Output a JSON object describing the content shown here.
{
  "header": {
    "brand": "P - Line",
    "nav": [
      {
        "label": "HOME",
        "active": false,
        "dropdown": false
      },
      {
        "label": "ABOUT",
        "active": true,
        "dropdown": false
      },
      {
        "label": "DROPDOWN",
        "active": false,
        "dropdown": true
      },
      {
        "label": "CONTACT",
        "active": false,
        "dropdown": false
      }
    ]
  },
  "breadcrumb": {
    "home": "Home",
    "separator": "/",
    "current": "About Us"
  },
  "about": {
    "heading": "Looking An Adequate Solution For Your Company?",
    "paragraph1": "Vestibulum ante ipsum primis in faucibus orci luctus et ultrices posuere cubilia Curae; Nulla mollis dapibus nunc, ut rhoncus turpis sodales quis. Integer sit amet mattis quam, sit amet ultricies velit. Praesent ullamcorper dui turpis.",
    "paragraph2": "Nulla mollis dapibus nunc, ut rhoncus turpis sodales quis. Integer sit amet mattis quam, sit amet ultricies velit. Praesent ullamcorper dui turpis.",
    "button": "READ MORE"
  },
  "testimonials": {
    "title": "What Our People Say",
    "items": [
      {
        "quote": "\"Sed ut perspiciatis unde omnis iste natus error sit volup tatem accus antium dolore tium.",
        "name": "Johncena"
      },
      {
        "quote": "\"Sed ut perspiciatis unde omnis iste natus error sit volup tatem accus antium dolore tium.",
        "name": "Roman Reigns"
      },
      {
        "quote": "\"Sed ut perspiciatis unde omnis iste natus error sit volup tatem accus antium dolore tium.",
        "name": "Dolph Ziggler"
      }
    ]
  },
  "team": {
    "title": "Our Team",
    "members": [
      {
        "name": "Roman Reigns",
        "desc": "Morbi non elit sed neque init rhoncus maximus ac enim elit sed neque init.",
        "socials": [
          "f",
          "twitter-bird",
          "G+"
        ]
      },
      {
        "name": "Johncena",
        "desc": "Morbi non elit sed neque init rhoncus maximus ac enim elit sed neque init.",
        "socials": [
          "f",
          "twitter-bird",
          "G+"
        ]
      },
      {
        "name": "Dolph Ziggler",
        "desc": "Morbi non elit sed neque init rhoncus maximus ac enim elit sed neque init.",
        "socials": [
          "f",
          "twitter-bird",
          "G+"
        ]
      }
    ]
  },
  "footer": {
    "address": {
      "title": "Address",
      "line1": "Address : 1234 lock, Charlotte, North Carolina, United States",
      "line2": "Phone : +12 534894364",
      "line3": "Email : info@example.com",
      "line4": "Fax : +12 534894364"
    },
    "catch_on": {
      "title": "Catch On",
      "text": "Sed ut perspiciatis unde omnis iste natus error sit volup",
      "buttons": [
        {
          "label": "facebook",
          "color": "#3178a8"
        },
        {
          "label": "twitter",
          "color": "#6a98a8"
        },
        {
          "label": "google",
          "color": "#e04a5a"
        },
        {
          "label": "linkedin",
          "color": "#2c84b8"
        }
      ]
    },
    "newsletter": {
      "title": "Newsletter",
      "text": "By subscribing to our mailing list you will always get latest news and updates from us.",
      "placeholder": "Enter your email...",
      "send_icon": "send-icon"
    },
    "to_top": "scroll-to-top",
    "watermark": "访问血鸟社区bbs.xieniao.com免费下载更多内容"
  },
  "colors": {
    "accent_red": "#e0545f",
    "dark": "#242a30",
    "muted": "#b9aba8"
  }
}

▶ **PROBLEM DESCRIPTION**
Track down the lines that include the word "text" and copy them.

▶ **REPLY**
      "text": "Sed ut perspiciatis unde omnis iste natus error sit volup",
      "text": "By subscribing to our mailing list you will always get latest news and updates from us.",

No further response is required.